[start of TEXT SHOWN]

Finissage and guided tour with Emese Mucsi on 28 May 2023, 6PM
“Lateral thinking is a problem-solving method in which we generate ideas by looking at existing things from an unusual perspective. Whereas logical (vertical) thinking takes the chosen idea forward in a linear fashion, lateral thinking generates new, fresh ideas by provocation or by changing the frame of reference. Vertical thinking tries to overcome the problem, while lateral thinking tries to circumvent it by a radically different approach. […] The term lateral thinking is specifically related to creativity at the level of ideas, which is not the same as the artistic creative process.”

[end of TEXT SHOWN]
[start of DATA SHOWN]

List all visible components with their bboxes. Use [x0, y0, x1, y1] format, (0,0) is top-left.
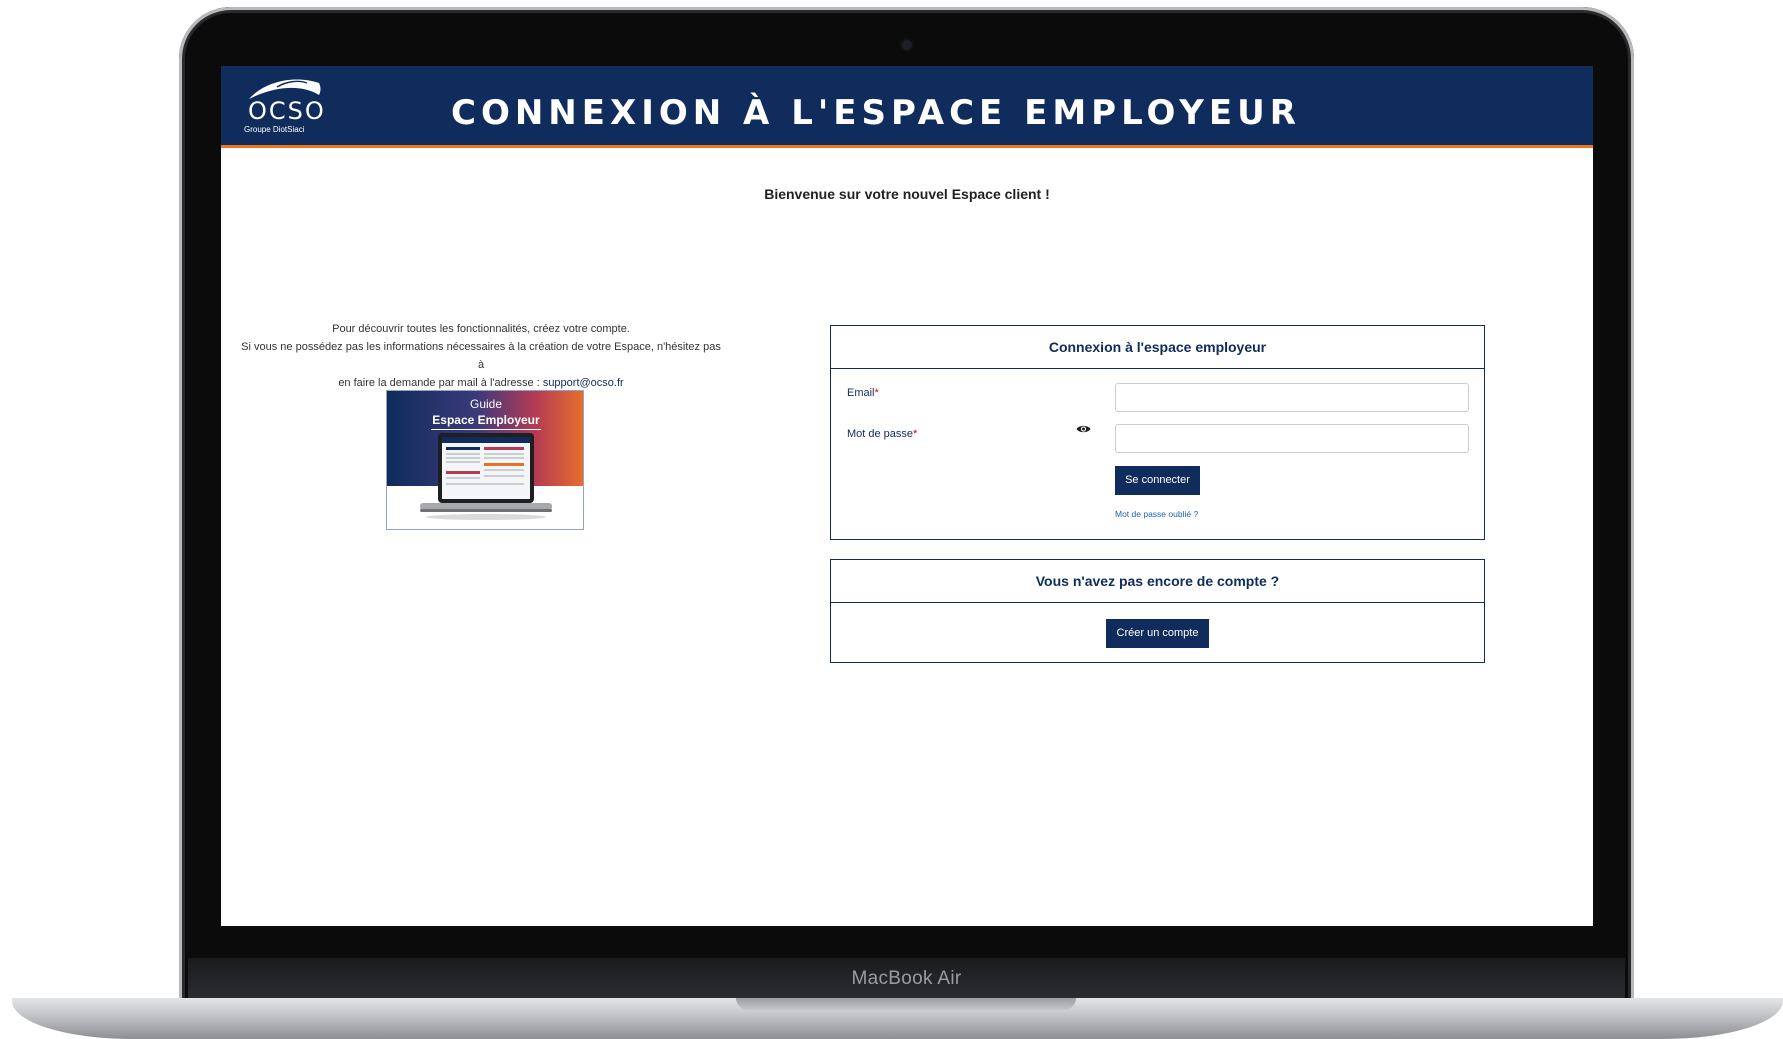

[end of DATA SHOWN]

#### [GIVEN PROBLEM]
Copy the finissage text word for word, from its first line through the end of the quote on lateral thinking.

#### [RESPONSE TO THE EXERCISE]
Finissage and guided tour with Emese Mucsi on 28 May 2023, 6PM
“Lateral thinking is a problem-solving method in which we generate ideas by looking at existing things from an unusual perspective. Whereas logical (vertical) thinking takes the chosen idea forward in a linear fashion, lateral thinking generates new, fresh ideas by provocation or by changing the frame of reference. Vertical thinking tries to overcome the problem, while lateral thinking tries to circumvent it by a radically different approach. […] The term lateral thinking is specifically related to creativity at the level of ideas, which is not the same as the artistic creative process.”